── Data supplied ──

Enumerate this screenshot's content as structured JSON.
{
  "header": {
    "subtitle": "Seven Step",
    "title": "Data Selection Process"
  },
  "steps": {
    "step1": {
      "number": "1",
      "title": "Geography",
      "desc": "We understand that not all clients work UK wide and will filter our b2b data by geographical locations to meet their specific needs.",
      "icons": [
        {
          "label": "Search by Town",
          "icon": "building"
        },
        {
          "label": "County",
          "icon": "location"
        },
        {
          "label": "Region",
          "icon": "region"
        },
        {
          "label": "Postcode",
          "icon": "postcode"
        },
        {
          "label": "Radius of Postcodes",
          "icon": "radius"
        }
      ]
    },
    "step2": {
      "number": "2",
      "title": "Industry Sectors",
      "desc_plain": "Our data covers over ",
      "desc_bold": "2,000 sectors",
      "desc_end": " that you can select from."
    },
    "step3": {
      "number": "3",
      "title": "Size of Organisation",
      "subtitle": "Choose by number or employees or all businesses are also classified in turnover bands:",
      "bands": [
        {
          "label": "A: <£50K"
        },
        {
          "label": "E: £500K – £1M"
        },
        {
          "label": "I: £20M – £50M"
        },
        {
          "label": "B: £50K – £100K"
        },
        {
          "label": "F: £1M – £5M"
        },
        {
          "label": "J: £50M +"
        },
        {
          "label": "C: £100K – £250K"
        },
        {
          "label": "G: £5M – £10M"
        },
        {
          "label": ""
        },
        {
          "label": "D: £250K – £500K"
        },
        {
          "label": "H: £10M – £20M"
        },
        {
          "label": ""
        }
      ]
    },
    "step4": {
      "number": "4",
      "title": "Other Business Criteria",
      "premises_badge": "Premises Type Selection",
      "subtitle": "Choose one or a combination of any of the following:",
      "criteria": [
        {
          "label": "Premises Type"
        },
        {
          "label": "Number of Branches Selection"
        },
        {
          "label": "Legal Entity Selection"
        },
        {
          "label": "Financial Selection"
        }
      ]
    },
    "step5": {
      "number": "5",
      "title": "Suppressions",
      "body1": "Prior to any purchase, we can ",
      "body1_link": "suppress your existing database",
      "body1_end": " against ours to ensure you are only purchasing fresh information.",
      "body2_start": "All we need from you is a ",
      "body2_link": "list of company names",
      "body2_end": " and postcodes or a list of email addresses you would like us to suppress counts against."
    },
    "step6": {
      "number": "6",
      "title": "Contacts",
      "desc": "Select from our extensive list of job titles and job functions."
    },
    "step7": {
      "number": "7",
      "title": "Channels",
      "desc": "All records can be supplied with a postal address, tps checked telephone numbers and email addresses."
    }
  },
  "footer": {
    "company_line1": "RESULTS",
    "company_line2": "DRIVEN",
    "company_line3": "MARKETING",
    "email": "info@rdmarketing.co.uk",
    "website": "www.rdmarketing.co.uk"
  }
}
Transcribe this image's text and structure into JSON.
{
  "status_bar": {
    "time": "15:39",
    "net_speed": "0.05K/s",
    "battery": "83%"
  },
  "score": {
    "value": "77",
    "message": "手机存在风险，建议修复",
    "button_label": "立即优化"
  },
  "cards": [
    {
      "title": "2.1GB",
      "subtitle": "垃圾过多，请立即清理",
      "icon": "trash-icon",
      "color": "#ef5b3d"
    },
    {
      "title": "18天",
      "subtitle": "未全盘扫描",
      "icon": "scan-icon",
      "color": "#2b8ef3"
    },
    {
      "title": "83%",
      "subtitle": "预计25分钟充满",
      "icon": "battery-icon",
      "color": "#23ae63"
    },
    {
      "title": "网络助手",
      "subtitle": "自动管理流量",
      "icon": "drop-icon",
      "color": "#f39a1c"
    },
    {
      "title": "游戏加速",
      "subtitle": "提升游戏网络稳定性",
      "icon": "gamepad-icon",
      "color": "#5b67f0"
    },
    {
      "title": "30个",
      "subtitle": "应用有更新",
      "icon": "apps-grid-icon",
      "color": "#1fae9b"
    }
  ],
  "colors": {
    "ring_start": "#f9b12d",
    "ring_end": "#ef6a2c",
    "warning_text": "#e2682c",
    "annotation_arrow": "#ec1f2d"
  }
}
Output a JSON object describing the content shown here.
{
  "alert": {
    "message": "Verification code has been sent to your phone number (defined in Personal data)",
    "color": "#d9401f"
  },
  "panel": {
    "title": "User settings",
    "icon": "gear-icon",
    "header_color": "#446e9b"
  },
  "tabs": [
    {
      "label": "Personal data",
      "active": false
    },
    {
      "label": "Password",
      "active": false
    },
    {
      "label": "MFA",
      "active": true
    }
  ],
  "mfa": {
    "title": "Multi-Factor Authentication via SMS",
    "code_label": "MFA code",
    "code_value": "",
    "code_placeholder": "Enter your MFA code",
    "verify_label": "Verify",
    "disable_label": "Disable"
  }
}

───

Write out all the records above again, exactly as they stand.

- **Solution**
Enumerate this screenshot's content as structured JSON.
{
  "header": {
    "subtitle": "Seven Step",
    "title": "Data Selection Process"
  },
  "steps": {
    "step1": {
      "number": "1",
      "title": "Geography",
      "desc": "We understand that not all clients work UK wide and will filter our b2b data by geographical locations to meet their specific needs.",
      "icons": [
        {
          "label": "Search by Town",
          "icon": "building"
        },
        {
          "label": "County",
          "icon": "location"
        },
        {
          "label": "Region",
          "icon": "region"
        },
        {
          "label": "Postcode",
          "icon": "postcode"
        },
        {
          "label": "Radius of Postcodes",
          "icon": "radius"
        }
      ]
    },
    "step2": {
      "number": "2",
      "title": "Industry Sectors",
      "desc_plain": "Our data covers over ",
      "desc_bold": "2,000 sectors",
      "desc_end": " that you can select from."
    },
    "step3": {
      "number": "3",
      "title": "Size of Organisation",
      "subtitle": "Choose by number or employees or all businesses are also classified in turnover bands:",
      "bands": [
        {
          "label": "A: <£50K"
        },
        {
          "label": "E: £500K – £1M"
        },
        {
          "label": "I: £20M – £50M"
        },
        {
          "label": "B: £50K – £100K"
        },
        {
          "label": "F: £1M – £5M"
        },
        {
          "label": "J: £50M +"
        },
        {
          "label": "C: £100K – £250K"
        },
        {
          "label": "G: £5M – £10M"
        },
        {
          "label": ""
        },
        {
          "label": "D: £250K – £500K"
        },
        {
          "label": "H: £10M – £20M"
        },
        {
          "label": ""
        }
      ]
    },
    "step4": {
      "number": "4",
      "title": "Other Business Criteria",
      "premises_badge": "Premises Type Selection",
      "subtitle": "Choose one or a combination of any of the following:",
      "criteria": [
        {
          "label": "Premises Type"
        },
        {
          "label": "Number of Branches Selection"
        },
        {
          "label": "Legal Entity Selection"
        },
        {
          "label": "Financial Selection"
        }
      ]
    },
    "step5": {
      "number": "5",
      "title": "Suppressions",
      "body1": "Prior to any purchase, we can ",
      "body1_link": "suppress your existing database",
      "body1_end": " against ours to ensure you are only purchasing fresh information.",
      "body2_start": "All we need from you is a ",
      "body2_link": "list of company names",
      "body2_end": " and postcodes or a list of email addresses you would like us to suppress counts against."
    },
    "step6": {
      "number": "6",
      "title": "Contacts",
      "desc": "Select from our extensive list of job titles and job functions."
    },
    "step7": {
      "number": "7",
      "title": "Channels",
      "desc": "All records can be supplied with a postal address, tps checked telephone numbers and email addresses."
    }
  },
  "footer": {
    "company_line1": "RESULTS",
    "company_line2": "DRIVEN",
    "company_line3": "MARKETING",
    "email": "info@rdmarketing.co.uk",
    "website": "www.rdmarketing.co.uk"
  }
}
Transcribe this image's text and structure into JSON.
{
  "status_bar": {
    "time": "15:39",
    "net_speed": "0.05K/s",
    "battery": "83%"
  },
  "score": {
    "value": "77",
    "message": "手机存在风险，建议修复",
    "button_label": "立即优化"
  },
  "cards": [
    {
      "title": "2.1GB",
      "subtitle": "垃圾过多，请立即清理",
      "icon": "trash-icon",
      "color": "#ef5b3d"
    },
    {
      "title": "18天",
      "subtitle": "未全盘扫描",
      "icon": "scan-icon",
      "color": "#2b8ef3"
    },
    {
      "title": "83%",
      "subtitle": "预计25分钟充满",
      "icon": "battery-icon",
      "color": "#23ae63"
    },
    {
      "title": "网络助手",
      "subtitle": "自动管理流量",
      "icon": "drop-icon",
      "color": "#f39a1c"
    },
    {
      "title": "游戏加速",
      "subtitle": "提升游戏网络稳定性",
      "icon": "gamepad-icon",
      "color": "#5b67f0"
    },
    {
      "title": "30个",
      "subtitle": "应用有更新",
      "icon": "apps-grid-icon",
      "color": "#1fae9b"
    }
  ],
  "colors": {
    "ring_start": "#f9b12d",
    "ring_end": "#ef6a2c",
    "warning_text": "#e2682c",
    "annotation_arrow": "#ec1f2d"
  }
}
Output a JSON object describing the content shown here.
{
  "alert": {
    "message": "Verification code has been sent to your phone number (defined in Personal data)",
    "color": "#d9401f"
  },
  "panel": {
    "title": "User settings",
    "icon": "gear-icon",
    "header_color": "#446e9b"
  },
  "tabs": [
    {
      "label": "Personal data",
      "active": false
    },
    {
      "label": "Password",
      "active": false
    },
    {
      "label": "MFA",
      "active": true
    }
  ],
  "mfa": {
    "title": "Multi-Factor Authentication via SMS",
    "code_label": "MFA code",
    "code_value": "",
    "code_placeholder": "Enter your MFA code",
    "verify_label": "Verify",
    "disable_label": "Disable"
  }
}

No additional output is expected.